## Your objective
Your answer should be one number: how many lines of the data include the string "Kulikowski"?

(Extracted records)
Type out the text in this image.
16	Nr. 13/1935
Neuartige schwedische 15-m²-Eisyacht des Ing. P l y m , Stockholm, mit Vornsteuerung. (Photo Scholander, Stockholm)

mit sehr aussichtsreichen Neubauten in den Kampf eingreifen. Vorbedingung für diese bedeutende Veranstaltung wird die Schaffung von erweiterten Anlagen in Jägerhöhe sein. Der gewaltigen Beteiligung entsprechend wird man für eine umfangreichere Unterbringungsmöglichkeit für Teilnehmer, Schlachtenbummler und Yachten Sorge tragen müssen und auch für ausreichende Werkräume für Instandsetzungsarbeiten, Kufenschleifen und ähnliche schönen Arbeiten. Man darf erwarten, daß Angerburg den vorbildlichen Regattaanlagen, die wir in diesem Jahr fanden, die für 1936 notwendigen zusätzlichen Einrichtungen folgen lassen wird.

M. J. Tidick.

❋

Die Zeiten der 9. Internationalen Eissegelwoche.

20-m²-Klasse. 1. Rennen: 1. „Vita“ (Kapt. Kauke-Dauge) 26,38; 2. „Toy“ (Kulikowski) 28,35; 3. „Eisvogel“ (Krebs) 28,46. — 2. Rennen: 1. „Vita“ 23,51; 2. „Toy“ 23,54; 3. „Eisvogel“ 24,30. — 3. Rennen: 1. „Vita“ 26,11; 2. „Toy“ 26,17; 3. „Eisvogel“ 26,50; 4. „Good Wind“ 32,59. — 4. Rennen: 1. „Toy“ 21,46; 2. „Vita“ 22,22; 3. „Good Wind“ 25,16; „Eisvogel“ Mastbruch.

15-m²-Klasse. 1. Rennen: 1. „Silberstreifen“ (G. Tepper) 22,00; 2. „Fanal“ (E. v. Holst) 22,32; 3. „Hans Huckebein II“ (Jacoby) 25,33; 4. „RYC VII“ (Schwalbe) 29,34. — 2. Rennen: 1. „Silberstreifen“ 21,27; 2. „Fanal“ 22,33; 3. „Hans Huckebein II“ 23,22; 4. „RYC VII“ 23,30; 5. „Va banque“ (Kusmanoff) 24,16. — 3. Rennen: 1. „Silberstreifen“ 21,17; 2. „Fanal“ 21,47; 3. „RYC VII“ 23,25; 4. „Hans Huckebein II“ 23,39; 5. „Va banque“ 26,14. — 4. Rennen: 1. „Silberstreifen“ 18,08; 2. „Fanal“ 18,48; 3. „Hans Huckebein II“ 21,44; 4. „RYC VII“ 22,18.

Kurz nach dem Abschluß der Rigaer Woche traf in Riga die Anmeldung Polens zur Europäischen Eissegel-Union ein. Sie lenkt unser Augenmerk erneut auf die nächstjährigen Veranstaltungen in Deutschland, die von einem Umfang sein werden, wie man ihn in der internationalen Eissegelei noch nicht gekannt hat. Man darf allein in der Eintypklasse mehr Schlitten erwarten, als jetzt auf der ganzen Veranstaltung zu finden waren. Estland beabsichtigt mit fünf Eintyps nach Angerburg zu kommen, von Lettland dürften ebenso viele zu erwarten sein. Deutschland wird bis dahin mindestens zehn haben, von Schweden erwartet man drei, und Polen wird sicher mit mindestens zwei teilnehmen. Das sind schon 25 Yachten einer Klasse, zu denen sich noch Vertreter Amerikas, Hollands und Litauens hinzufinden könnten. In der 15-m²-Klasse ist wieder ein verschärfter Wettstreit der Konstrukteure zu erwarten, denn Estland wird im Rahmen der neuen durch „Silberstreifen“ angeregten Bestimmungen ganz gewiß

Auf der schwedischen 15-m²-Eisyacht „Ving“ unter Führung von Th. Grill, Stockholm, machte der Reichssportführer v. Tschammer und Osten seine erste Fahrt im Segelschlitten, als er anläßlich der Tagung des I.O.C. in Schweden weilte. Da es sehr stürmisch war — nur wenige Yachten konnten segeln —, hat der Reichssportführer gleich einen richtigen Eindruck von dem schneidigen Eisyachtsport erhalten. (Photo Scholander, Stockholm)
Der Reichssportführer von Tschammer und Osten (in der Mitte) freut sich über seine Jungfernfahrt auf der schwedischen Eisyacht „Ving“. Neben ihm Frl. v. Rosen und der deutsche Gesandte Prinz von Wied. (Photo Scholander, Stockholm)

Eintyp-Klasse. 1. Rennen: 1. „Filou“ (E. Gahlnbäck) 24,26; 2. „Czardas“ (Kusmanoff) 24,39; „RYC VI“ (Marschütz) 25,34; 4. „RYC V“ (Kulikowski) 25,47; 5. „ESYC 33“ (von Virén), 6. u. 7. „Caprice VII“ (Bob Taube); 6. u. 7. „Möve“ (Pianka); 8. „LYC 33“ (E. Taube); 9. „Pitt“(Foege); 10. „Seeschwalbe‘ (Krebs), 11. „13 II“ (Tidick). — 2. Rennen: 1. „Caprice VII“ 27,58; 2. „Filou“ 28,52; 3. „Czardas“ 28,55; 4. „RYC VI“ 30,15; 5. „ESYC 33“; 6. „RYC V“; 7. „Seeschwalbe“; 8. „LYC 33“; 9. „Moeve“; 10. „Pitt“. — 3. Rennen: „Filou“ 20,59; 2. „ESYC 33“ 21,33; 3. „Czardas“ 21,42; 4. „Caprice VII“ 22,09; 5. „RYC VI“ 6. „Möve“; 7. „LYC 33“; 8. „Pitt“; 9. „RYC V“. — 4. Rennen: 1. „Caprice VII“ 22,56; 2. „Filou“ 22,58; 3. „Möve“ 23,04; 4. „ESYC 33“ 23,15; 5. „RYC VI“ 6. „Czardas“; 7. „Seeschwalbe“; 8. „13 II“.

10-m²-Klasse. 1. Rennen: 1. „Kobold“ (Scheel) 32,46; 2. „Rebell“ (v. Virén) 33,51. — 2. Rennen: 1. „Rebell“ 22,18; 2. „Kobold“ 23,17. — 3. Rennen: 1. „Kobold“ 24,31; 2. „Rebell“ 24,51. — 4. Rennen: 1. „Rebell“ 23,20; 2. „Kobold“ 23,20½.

## Output of the exercise
2